* EXERCISE DIRECTIONS *
Count the lines below that contain the word "datetime" and give only the number.

* RECORDS PROVIDED *
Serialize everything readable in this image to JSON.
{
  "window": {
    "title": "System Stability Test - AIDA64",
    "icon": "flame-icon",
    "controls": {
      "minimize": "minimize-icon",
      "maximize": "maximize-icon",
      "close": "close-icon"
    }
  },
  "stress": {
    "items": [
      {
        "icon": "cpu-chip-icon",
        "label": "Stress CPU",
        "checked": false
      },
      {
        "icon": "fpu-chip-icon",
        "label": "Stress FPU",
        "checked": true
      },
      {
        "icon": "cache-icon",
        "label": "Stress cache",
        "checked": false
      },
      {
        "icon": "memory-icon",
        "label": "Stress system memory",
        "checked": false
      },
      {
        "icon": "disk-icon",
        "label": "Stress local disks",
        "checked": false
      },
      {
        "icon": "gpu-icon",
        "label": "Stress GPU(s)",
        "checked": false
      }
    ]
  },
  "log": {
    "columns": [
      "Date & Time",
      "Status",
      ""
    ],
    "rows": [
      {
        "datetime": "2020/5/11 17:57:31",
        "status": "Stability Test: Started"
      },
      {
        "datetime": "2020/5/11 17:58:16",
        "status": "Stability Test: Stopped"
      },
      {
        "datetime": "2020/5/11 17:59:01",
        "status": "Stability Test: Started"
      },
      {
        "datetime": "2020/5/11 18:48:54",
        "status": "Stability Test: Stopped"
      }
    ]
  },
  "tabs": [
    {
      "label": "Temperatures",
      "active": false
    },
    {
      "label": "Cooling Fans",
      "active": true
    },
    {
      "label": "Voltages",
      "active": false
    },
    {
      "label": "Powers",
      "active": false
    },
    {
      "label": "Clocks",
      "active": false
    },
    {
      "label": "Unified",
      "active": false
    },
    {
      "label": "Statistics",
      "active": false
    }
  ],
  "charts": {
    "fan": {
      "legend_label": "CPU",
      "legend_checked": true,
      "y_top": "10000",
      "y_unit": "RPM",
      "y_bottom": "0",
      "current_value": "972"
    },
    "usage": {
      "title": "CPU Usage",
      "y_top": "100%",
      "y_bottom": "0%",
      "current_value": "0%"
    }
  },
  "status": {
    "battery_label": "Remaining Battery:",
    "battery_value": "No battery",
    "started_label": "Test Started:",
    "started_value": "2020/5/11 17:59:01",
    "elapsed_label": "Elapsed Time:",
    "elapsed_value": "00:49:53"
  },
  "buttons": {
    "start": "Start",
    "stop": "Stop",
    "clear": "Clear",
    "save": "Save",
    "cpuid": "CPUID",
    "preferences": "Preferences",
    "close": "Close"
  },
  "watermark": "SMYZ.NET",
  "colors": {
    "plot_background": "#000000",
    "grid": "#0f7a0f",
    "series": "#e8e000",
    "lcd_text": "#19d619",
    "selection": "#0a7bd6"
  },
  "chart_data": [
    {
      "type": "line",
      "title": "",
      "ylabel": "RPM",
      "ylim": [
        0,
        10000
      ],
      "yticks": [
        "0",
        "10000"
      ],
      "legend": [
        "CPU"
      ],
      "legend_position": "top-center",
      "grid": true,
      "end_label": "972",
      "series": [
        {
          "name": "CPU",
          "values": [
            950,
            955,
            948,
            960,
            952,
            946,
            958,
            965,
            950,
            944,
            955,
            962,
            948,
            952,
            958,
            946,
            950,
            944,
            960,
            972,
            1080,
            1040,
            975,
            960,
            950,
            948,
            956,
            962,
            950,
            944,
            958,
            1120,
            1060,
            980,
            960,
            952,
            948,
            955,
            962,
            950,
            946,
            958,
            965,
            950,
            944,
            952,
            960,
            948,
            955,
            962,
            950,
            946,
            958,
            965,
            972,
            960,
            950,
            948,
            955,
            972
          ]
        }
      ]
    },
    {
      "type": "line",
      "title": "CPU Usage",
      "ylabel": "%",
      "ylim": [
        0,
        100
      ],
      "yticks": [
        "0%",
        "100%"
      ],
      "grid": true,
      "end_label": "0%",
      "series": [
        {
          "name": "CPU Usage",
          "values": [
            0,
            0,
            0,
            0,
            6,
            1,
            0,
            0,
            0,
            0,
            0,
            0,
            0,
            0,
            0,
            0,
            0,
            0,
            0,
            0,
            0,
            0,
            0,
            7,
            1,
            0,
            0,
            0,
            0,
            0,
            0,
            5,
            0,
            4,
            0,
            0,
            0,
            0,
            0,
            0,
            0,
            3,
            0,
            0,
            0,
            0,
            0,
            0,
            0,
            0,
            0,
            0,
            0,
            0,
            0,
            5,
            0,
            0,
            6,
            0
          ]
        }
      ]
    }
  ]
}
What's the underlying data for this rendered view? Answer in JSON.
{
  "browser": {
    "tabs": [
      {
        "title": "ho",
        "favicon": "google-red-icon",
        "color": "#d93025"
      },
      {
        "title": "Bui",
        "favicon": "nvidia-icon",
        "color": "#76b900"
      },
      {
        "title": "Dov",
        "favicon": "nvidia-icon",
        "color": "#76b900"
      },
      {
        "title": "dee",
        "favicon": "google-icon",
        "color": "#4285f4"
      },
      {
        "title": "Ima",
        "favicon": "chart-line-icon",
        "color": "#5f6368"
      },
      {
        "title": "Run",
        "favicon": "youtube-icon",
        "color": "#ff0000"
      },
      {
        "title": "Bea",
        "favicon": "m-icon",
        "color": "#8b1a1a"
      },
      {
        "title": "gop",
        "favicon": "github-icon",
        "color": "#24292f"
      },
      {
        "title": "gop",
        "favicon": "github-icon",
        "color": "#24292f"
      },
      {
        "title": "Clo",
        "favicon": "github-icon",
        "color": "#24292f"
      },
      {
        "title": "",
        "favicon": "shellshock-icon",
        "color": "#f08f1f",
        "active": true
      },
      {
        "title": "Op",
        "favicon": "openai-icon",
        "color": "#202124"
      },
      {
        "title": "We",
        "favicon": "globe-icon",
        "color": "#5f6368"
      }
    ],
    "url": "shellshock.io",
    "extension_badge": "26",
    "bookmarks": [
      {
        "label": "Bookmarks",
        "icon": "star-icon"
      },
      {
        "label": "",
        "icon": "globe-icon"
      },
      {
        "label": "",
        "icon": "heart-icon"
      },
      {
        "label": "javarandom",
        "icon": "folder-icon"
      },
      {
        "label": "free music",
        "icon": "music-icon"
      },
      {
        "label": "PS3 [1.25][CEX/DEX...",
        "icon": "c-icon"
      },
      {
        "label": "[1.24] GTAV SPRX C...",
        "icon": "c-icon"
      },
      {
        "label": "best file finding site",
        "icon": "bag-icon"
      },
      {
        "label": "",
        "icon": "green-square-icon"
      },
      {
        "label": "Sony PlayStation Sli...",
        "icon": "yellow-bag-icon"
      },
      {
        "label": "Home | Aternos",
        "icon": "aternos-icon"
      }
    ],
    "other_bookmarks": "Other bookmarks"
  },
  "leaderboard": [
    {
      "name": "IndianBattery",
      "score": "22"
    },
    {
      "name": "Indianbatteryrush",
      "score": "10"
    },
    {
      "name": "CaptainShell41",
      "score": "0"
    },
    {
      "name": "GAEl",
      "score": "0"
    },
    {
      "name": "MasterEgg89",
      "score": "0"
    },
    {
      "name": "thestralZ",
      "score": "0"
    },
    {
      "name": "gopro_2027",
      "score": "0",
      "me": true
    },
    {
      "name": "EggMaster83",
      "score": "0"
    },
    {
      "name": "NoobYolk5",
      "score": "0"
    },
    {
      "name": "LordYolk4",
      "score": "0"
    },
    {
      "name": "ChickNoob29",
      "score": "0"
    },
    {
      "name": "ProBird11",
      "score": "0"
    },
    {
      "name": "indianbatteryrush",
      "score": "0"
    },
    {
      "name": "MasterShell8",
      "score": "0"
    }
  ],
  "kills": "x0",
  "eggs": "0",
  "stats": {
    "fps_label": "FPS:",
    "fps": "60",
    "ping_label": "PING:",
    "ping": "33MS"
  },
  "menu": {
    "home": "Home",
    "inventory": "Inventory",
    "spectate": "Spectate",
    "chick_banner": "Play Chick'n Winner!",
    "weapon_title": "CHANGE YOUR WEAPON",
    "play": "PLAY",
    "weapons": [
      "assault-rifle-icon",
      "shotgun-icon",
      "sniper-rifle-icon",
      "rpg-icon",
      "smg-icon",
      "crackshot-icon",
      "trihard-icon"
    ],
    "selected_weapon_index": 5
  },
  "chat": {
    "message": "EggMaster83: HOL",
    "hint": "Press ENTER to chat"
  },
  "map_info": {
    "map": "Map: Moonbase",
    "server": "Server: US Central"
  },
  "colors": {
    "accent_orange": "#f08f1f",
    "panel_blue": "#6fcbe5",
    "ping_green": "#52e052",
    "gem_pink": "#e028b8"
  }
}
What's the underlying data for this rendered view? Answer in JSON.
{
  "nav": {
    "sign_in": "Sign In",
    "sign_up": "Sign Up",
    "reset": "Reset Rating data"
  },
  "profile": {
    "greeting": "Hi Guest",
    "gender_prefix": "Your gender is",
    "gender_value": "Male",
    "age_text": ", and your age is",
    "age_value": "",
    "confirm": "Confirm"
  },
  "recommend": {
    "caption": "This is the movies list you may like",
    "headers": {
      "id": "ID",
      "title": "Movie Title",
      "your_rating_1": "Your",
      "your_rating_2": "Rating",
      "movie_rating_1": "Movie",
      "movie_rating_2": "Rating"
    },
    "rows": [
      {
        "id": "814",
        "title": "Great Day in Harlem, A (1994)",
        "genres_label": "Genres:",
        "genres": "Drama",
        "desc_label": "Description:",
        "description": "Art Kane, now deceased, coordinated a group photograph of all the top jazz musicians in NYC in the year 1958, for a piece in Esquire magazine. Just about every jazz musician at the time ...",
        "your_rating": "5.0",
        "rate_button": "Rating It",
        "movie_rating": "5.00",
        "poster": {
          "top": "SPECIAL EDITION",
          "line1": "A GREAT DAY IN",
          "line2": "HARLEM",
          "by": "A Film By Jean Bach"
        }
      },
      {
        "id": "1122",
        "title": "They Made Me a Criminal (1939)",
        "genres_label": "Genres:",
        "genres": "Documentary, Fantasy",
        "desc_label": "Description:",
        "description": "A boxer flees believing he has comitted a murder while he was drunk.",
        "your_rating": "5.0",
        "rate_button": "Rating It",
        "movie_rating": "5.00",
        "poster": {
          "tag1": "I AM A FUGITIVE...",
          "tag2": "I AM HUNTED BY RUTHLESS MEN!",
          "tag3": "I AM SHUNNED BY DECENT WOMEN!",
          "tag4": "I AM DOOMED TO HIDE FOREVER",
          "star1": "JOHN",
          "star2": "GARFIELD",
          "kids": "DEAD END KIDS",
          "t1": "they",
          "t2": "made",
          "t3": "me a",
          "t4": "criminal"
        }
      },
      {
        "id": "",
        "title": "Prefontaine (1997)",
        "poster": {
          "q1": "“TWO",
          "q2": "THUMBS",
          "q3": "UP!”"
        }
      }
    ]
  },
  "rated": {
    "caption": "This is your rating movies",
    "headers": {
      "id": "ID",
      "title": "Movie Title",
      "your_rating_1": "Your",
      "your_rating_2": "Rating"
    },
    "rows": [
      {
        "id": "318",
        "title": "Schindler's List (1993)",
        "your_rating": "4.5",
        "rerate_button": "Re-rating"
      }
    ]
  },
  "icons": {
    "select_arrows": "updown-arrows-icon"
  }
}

* CORRECT OUTPUT *
4